§ **SHORT TASK**: Leave the pictures out and transcribe every record exactly.

(Stored records)
----
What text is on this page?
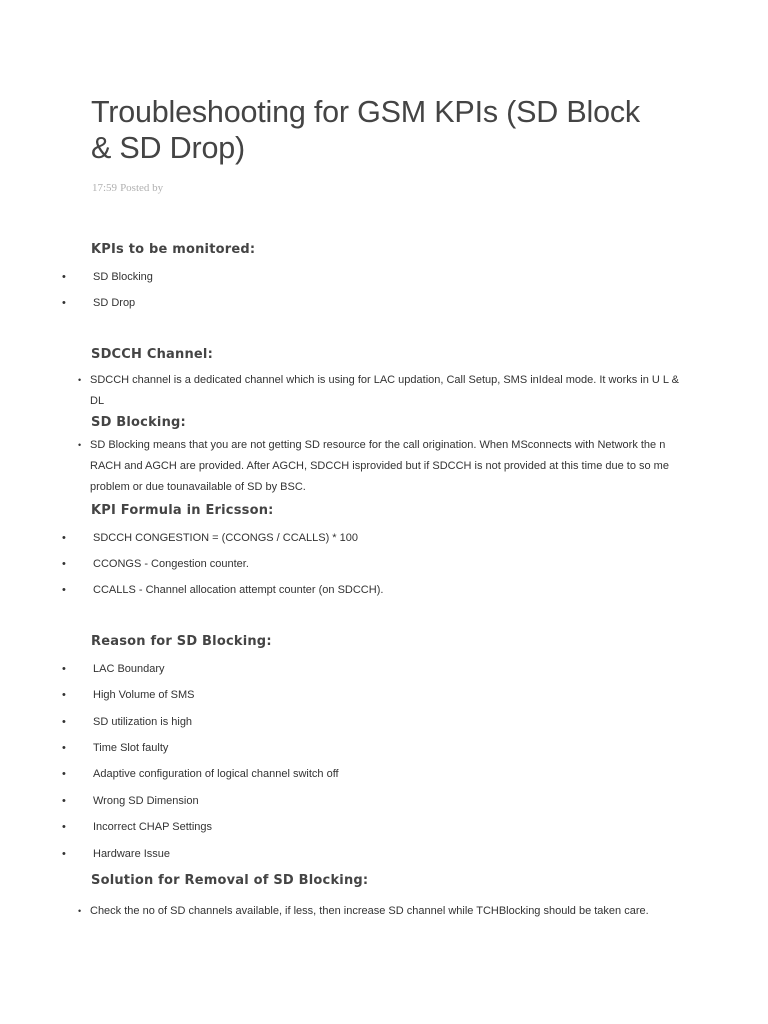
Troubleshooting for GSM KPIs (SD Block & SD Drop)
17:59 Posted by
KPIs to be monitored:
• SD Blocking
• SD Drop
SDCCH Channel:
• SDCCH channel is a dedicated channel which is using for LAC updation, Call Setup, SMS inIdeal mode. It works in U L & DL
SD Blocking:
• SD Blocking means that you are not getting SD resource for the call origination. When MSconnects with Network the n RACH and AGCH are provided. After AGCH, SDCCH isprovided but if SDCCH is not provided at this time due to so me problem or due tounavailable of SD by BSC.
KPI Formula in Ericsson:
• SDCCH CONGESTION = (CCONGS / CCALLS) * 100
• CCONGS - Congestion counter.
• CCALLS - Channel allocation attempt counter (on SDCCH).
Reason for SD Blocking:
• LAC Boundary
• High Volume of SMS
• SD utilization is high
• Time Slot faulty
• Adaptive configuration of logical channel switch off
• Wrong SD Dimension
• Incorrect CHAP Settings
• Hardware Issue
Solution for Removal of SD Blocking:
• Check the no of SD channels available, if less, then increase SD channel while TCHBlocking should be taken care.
----
§ **FULL SOLUTION**:
What text is on this page?
Troubleshooting for GSM KPIs (SD Block & SD Drop)
17:59 Posted by
KPIs to be monitored:
• SD Blocking
• SD Drop
SDCCH Channel:
• SDCCH channel is a dedicated channel which is using for LAC updation, Call Setup, SMS inIdeal mode. It works in U L & DL
SD Blocking:
• SD Blocking means that you are not getting SD resource for the call origination. When MSconnects with Network the n RACH and AGCH are provided. After AGCH, SDCCH isprovided but if SDCCH is not provided at this time due to so me problem or due tounavailable of SD by BSC.
KPI Formula in Ericsson:
• SDCCH CONGESTION = (CCONGS / CCALLS) * 100
• CCONGS - Congestion counter.
• CCALLS - Channel allocation attempt counter (on SDCCH).
Reason for SD Blocking:
• LAC Boundary
• High Volume of SMS
• SD utilization is high
• Time Slot faulty
• Adaptive configuration of logical channel switch off
• Wrong SD Dimension
• Incorrect CHAP Settings
• Hardware Issue
Solution for Removal of SD Blocking:
• Check the no of SD channels available, if less, then increase SD channel while TCHBlocking should be taken care.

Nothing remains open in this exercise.